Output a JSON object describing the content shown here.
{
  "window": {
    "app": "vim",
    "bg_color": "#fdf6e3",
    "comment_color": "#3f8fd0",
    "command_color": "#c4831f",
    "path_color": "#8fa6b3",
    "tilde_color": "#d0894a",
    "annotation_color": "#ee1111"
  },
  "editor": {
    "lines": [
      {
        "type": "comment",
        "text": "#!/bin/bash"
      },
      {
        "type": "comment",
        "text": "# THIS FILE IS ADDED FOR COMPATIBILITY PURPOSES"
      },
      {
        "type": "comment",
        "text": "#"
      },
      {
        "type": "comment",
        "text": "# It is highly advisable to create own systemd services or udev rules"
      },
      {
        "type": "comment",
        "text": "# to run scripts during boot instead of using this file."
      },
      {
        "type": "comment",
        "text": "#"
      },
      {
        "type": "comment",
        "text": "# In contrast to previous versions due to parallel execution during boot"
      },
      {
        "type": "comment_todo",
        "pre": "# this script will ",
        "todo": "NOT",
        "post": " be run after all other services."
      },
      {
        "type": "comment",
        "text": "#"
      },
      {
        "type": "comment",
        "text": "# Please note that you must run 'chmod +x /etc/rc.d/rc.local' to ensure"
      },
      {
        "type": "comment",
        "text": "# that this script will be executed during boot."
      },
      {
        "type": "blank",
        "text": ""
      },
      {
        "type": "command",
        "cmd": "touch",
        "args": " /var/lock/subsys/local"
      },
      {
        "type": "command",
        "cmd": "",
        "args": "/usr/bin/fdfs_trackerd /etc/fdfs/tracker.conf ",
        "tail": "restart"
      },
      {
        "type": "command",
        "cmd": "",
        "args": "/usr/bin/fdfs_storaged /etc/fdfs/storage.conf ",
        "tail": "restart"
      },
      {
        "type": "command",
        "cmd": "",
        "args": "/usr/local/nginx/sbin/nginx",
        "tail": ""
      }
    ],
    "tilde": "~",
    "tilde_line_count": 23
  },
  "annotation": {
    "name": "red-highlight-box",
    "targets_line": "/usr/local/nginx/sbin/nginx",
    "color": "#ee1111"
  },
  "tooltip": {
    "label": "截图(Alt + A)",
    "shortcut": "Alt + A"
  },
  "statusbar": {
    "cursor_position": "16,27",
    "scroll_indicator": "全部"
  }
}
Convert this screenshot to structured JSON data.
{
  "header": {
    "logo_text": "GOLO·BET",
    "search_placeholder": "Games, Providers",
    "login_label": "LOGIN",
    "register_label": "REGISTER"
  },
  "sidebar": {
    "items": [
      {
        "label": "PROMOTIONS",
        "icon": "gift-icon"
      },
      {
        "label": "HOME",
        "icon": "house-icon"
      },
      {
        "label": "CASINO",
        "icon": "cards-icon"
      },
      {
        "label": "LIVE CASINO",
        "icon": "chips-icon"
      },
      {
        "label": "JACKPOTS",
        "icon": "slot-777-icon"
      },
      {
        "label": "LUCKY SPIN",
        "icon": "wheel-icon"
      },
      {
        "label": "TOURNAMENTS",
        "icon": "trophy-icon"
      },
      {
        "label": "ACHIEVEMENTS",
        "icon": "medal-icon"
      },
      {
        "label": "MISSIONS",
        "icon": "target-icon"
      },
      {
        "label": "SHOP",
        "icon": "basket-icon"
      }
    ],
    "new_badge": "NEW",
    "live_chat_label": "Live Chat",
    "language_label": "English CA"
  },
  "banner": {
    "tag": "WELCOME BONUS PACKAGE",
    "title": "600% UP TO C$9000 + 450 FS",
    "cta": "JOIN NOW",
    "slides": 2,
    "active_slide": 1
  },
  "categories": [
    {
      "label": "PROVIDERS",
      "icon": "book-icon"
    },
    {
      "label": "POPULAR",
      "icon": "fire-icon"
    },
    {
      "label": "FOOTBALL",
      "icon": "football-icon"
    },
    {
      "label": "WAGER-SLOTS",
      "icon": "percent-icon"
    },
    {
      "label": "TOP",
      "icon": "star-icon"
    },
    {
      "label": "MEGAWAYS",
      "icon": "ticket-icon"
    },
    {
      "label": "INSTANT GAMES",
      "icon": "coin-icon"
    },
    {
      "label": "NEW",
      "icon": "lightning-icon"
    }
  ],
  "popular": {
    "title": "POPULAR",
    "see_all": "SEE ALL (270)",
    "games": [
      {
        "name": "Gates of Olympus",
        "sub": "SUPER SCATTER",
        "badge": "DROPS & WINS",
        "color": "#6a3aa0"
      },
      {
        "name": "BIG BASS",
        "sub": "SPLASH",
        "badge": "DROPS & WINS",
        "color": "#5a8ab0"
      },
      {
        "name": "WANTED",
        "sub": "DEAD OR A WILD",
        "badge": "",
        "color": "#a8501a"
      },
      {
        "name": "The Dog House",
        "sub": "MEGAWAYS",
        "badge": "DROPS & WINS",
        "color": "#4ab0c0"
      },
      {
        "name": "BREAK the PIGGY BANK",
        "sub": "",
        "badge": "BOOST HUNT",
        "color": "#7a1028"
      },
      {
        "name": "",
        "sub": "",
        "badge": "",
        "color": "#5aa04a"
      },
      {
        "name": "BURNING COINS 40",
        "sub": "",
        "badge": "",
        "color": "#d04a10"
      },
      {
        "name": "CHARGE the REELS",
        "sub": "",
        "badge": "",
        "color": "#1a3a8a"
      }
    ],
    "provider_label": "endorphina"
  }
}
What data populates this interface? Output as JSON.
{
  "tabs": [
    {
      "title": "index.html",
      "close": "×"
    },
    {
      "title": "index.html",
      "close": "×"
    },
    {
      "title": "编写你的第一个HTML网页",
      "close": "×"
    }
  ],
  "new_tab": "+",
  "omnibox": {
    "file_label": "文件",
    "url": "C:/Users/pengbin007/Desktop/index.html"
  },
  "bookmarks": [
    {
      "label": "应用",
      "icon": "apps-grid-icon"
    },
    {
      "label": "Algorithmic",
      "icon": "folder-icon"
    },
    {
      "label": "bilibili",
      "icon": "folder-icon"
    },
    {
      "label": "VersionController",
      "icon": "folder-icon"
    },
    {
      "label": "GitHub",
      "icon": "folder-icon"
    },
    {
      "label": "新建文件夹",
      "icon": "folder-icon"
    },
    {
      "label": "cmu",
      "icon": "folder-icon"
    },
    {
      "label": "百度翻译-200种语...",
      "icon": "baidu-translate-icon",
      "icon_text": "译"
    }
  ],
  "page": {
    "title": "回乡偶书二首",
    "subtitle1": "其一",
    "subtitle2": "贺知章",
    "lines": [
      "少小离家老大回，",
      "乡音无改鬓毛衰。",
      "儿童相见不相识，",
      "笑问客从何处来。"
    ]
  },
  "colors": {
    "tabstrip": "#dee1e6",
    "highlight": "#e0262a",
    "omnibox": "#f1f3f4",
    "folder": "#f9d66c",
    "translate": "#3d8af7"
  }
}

Problem statement: Produce a verbatim transcription of the entries above.

Exercise solution:
Output a JSON object describing the content shown here.
{
  "window": {
    "app": "vim",
    "bg_color": "#fdf6e3",
    "comment_color": "#3f8fd0",
    "command_color": "#c4831f",
    "path_color": "#8fa6b3",
    "tilde_color": "#d0894a",
    "annotation_color": "#ee1111"
  },
  "editor": {
    "lines": [
      {
        "type": "comment",
        "text": "#!/bin/bash"
      },
      {
        "type": "comment",
        "text": "# THIS FILE IS ADDED FOR COMPATIBILITY PURPOSES"
      },
      {
        "type": "comment",
        "text": "#"
      },
      {
        "type": "comment",
        "text": "# It is highly advisable to create own systemd services or udev rules"
      },
      {
        "type": "comment",
        "text": "# to run scripts during boot instead of using this file."
      },
      {
        "type": "comment",
        "text": "#"
      },
      {
        "type": "comment",
        "text": "# In contrast to previous versions due to parallel execution during boot"
      },
      {
        "type": "comment_todo",
        "pre": "# this script will ",
        "todo": "NOT",
        "post": " be run after all other services."
      },
      {
        "type": "comment",
        "text": "#"
      },
      {
        "type": "comment",
        "text": "# Please note that you must run 'chmod +x /etc/rc.d/rc.local' to ensure"
      },
      {
        "type": "comment",
        "text": "# that this script will be executed during boot."
      },
      {
        "type": "blank",
        "text": ""
      },
      {
        "type": "command",
        "cmd": "touch",
        "args": " /var/lock/subsys/local"
      },
      {
        "type": "command",
        "cmd": "",
        "args": "/usr/bin/fdfs_trackerd /etc/fdfs/tracker.conf ",
        "tail": "restart"
      },
      {
        "type": "command",
        "cmd": "",
        "args": "/usr/bin/fdfs_storaged /etc/fdfs/storage.conf ",
        "tail": "restart"
      },
      {
        "type": "command",
        "cmd": "",
        "args": "/usr/local/nginx/sbin/nginx",
        "tail": ""
      }
    ],
    "tilde": "~",
    "tilde_line_count": 23
  },
  "annotation": {
    "name": "red-highlight-box",
    "targets_line": "/usr/local/nginx/sbin/nginx",
    "color": "#ee1111"
  },
  "tooltip": {
    "label": "截图(Alt + A)",
    "shortcut": "Alt + A"
  },
  "statusbar": {
    "cursor_position": "16,27",
    "scroll_indicator": "全部"
  }
}
Convert this screenshot to structured JSON data.
{
  "header": {
    "logo_text": "GOLO·BET",
    "search_placeholder": "Games, Providers",
    "login_label": "LOGIN",
    "register_label": "REGISTER"
  },
  "sidebar": {
    "items": [
      {
        "label": "PROMOTIONS",
        "icon": "gift-icon"
      },
      {
        "label": "HOME",
        "icon": "house-icon"
      },
      {
        "label": "CASINO",
        "icon": "cards-icon"
      },
      {
        "label": "LIVE CASINO",
        "icon": "chips-icon"
      },
      {
        "label": "JACKPOTS",
        "icon": "slot-777-icon"
      },
      {
        "label": "LUCKY SPIN",
        "icon": "wheel-icon"
      },
      {
        "label": "TOURNAMENTS",
        "icon": "trophy-icon"
      },
      {
        "label": "ACHIEVEMENTS",
        "icon": "medal-icon"
      },
      {
        "label": "MISSIONS",
        "icon": "target-icon"
      },
      {
        "label": "SHOP",
        "icon": "basket-icon"
      }
    ],
    "new_badge": "NEW",
    "live_chat_label": "Live Chat",
    "language_label": "English CA"
  },
  "banner": {
    "tag": "WELCOME BONUS PACKAGE",
    "title": "600% UP TO C$9000 + 450 FS",
    "cta": "JOIN NOW",
    "slides": 2,
    "active_slide": 1
  },
  "categories": [
    {
      "label": "PROVIDERS",
      "icon": "book-icon"
    },
    {
      "label": "POPULAR",
      "icon": "fire-icon"
    },
    {
      "label": "FOOTBALL",
      "icon": "football-icon"
    },
    {
      "label": "WAGER-SLOTS",
      "icon": "percent-icon"
    },
    {
      "label": "TOP",
      "icon": "star-icon"
    },
    {
      "label": "MEGAWAYS",
      "icon": "ticket-icon"
    },
    {
      "label": "INSTANT GAMES",
      "icon": "coin-icon"
    },
    {
      "label": "NEW",
      "icon": "lightning-icon"
    }
  ],
  "popular": {
    "title": "POPULAR",
    "see_all": "SEE ALL (270)",
    "games": [
      {
        "name": "Gates of Olympus",
        "sub": "SUPER SCATTER",
        "badge": "DROPS & WINS",
        "color": "#6a3aa0"
      },
      {
        "name": "BIG BASS",
        "sub": "SPLASH",
        "badge": "DROPS & WINS",
        "color": "#5a8ab0"
      },
      {
        "name": "WANTED",
        "sub": "DEAD OR A WILD",
        "badge": "",
        "color": "#a8501a"
      },
      {
        "name": "The Dog House",
        "sub": "MEGAWAYS",
        "badge": "DROPS & WINS",
        "color": "#4ab0c0"
      },
      {
        "name": "BREAK the PIGGY BANK",
        "sub": "",
        "badge": "BOOST HUNT",
        "color": "#7a1028"
      },
      {
        "name": "",
        "sub": "",
        "badge": "",
        "color": "#5aa04a"
      },
      {
        "name": "BURNING COINS 40",
        "sub": "",
        "badge": "",
        "color": "#d04a10"
      },
      {
        "name": "CHARGE the REELS",
        "sub": "",
        "badge": "",
        "color": "#1a3a8a"
      }
    ],
    "provider_label": "endorphina"
  }
}
What data populates this interface? Output as JSON.
{
  "tabs": [
    {
      "title": "index.html",
      "close": "×"
    },
    {
      "title": "index.html",
      "close": "×"
    },
    {
      "title": "编写你的第一个HTML网页",
      "close": "×"
    }
  ],
  "new_tab": "+",
  "omnibox": {
    "file_label": "文件",
    "url": "C:/Users/pengbin007/Desktop/index.html"
  },
  "bookmarks": [
    {
      "label": "应用",
      "icon": "apps-grid-icon"
    },
    {
      "label": "Algorithmic",
      "icon": "folder-icon"
    },
    {
      "label": "bilibili",
      "icon": "folder-icon"
    },
    {
      "label": "VersionController",
      "icon": "folder-icon"
    },
    {
      "label": "GitHub",
      "icon": "folder-icon"
    },
    {
      "label": "新建文件夹",
      "icon": "folder-icon"
    },
    {
      "label": "cmu",
      "icon": "folder-icon"
    },
    {
      "label": "百度翻译-200种语...",
      "icon": "baidu-translate-icon",
      "icon_text": "译"
    }
  ],
  "page": {
    "title": "回乡偶书二首",
    "subtitle1": "其一",
    "subtitle2": "贺知章",
    "lines": [
      "少小离家老大回，",
      "乡音无改鬓毛衰。",
      "儿童相见不相识，",
      "笑问客从何处来。"
    ]
  },
  "colors": {
    "tabstrip": "#dee1e6",
    "highlight": "#e0262a",
    "omnibox": "#f1f3f4",
    "folder": "#f9d66c",
    "translate": "#3d8af7"
  }
}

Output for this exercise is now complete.